Start of EXCERPT
Unfolding is the driving force for mitochondrial import and degradation of the Parkinson’s disease-related protein DJ-1

Bruno Barros Queliconi, Waka Kojima, Mayumi Kimura, Kenichiro Imai, Chisato Udagawa, Chie Motono, Takatsugu Hirokawa, Shinya Tashiro, Jose M.M. Caaveiro, Kouhei Tsumoto, Koji Yamano, Keiji Tanaka, Noriyuki Matsuda

Research output: Contribution to journalArticlepeer-review

3 Citations (Scopus)

Abstract

Diverse genes associated with familial Parkinson’s disease (familial Parkinsonism) have been implicated in mitochondrial quality control. One such gene, PARK7 encodes the protein DJ-1, pathogenic mutations of which trigger its translocation from the cytosol to the mitochondrial matrix. The translocation of steady-state cytosolic proteins like DJ-1 to the mitochondrial matrix upon missense mutations is rare, and the underlying mechanism remains to be elucidated. Here, we show that the protein unfolding associated with various DJ-1 mutations drives its import into the mitochondrial matrix. Increasing the structural stability of these DJ-1 mutants restores cytosolic localization. Mechanistically, we show that a reduction in the structural stability of DJ-1 exposes a cryptic N-terminal mitochondrial-targeting signal (MTS), including Leu10, which promotes DJ-1 import into the mitochondrial matrix for subsequent degradation. Our work describes a novel cellular mechanism for targeting a destabilized cytosolic protein to the mitochondria for degradation.
End of EXCERPT
TASK ITEM A —
List every author of the DJ-1 article abstract whose given name begins with the letter "K".
TASK ITEM B —
According to the DJ-1 article abstract, which residue is part of the cryptic N-terminal mitochondrial-targeting signal?
The items that follow are separate material and are unrelated to the DJ-1 article abstract.
Start of DATASET
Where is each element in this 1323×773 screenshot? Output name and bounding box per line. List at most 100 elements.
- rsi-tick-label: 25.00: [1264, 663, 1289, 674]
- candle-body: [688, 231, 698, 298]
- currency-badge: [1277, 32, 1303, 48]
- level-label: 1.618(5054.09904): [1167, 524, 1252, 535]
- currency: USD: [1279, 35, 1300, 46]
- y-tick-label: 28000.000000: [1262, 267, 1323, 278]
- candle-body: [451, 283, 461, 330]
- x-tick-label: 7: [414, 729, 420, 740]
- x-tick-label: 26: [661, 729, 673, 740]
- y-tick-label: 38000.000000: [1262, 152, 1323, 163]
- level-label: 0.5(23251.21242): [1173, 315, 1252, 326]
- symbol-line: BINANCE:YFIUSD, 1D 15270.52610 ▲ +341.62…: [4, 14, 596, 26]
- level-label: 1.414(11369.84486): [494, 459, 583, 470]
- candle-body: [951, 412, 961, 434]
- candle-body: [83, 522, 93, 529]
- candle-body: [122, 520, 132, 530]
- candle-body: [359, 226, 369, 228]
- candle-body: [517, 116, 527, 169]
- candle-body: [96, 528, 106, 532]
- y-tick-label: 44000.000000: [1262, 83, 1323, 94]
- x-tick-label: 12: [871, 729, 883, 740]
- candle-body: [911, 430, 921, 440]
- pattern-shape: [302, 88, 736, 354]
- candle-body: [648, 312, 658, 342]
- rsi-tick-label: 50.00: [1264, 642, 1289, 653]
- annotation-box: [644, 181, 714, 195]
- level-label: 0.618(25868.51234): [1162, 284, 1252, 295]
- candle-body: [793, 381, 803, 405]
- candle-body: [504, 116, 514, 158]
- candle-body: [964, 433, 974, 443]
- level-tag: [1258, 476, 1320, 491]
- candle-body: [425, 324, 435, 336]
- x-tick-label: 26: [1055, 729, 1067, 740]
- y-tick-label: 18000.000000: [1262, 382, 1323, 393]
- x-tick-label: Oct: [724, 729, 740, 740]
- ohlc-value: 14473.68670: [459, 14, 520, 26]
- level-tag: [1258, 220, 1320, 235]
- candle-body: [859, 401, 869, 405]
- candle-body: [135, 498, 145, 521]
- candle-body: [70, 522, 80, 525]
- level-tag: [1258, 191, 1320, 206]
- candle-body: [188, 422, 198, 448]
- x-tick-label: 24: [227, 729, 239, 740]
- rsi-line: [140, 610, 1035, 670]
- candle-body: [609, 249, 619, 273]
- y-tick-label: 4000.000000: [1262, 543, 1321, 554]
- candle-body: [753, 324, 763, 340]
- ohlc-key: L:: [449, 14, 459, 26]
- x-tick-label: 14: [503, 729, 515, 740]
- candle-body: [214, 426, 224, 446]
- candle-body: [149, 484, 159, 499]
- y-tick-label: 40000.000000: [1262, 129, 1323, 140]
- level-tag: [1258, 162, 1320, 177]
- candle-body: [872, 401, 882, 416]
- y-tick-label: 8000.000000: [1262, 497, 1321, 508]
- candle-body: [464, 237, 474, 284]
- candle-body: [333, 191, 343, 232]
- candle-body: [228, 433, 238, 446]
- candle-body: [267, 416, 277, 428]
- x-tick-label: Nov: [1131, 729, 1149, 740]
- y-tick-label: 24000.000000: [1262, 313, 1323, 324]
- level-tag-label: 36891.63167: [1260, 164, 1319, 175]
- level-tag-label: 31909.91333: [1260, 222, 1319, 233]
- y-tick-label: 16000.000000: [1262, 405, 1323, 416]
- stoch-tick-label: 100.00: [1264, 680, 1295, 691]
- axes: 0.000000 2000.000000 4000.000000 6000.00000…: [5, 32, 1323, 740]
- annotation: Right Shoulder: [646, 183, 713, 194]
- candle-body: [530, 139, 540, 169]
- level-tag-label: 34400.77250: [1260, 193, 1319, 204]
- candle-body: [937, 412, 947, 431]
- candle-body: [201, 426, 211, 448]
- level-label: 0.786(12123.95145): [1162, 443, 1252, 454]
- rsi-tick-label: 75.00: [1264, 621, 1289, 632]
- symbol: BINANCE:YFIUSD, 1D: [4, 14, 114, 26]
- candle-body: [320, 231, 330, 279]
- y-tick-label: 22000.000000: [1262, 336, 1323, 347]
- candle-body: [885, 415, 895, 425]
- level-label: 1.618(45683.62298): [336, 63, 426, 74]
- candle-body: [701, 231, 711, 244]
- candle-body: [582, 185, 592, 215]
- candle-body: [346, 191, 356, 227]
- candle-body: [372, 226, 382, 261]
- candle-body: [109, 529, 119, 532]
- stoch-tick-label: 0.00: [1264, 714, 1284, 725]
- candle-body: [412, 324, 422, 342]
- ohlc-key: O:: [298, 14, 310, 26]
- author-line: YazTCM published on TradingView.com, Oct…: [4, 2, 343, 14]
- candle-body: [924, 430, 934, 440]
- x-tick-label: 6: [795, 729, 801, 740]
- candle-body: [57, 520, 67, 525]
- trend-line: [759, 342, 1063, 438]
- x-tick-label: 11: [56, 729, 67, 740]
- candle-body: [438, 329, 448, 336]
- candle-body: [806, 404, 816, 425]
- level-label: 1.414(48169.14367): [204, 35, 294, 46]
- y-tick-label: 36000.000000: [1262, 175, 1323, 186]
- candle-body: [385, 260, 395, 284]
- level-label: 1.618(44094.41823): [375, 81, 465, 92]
End of DATASET
TASK SOLUTION A —
Kenichiro Imai, Kouhei Tsumoto, Koji Yamano, Keiji Tanaka

TASK SOLUTION B —
Leu10